**What you need to do**: Look through the data and write out every line with the word "halite" in it.
######
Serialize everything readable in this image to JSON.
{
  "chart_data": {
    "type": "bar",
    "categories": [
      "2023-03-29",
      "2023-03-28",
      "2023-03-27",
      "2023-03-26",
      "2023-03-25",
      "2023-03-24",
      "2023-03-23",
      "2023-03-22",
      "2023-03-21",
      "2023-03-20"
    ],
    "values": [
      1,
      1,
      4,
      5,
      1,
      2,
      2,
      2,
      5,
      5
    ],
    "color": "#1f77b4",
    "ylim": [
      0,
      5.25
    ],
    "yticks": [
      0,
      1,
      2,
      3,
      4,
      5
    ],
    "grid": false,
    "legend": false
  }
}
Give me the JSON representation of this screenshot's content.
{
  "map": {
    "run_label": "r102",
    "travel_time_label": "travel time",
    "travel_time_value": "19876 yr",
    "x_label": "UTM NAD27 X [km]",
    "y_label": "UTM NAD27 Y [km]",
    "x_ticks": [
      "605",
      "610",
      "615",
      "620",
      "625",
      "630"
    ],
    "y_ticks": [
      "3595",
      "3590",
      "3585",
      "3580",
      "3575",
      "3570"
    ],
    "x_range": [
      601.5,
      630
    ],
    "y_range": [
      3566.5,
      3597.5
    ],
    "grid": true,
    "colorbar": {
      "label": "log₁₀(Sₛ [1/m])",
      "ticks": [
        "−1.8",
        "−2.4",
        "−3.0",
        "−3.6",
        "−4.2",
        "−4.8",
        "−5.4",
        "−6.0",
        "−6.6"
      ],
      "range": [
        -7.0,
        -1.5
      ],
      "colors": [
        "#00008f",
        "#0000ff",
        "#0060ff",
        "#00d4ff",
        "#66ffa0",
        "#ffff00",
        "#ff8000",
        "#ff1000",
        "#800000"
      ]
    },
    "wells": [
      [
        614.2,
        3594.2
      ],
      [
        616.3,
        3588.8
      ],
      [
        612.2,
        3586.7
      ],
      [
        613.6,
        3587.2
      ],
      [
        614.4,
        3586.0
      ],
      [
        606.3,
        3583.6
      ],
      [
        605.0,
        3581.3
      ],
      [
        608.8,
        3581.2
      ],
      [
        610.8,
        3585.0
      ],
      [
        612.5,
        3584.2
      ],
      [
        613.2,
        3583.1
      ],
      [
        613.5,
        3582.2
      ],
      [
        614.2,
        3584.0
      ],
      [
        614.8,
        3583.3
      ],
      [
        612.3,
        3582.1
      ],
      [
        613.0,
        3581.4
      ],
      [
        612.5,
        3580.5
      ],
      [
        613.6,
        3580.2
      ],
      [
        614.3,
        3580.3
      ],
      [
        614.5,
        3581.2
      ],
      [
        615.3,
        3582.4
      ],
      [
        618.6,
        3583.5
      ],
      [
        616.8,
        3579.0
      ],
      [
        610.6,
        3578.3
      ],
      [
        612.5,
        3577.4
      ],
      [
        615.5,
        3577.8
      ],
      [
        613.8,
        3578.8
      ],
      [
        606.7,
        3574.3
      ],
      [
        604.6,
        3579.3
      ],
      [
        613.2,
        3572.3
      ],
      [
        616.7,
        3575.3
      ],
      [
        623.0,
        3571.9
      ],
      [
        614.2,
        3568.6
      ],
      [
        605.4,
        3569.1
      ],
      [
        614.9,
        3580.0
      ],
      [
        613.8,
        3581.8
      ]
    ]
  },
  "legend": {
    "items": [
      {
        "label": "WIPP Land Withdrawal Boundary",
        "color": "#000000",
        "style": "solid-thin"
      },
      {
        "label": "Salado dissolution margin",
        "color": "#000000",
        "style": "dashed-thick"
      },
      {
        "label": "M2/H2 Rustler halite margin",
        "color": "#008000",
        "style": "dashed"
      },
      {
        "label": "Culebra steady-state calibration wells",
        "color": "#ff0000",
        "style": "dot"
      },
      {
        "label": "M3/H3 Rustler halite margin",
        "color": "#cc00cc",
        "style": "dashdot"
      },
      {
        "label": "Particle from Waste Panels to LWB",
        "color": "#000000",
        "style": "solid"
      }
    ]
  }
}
######
**Final result**:
        "label": "M2/H2 Rustler halite margin",
        "label": "M3/H3 Rustler halite margin",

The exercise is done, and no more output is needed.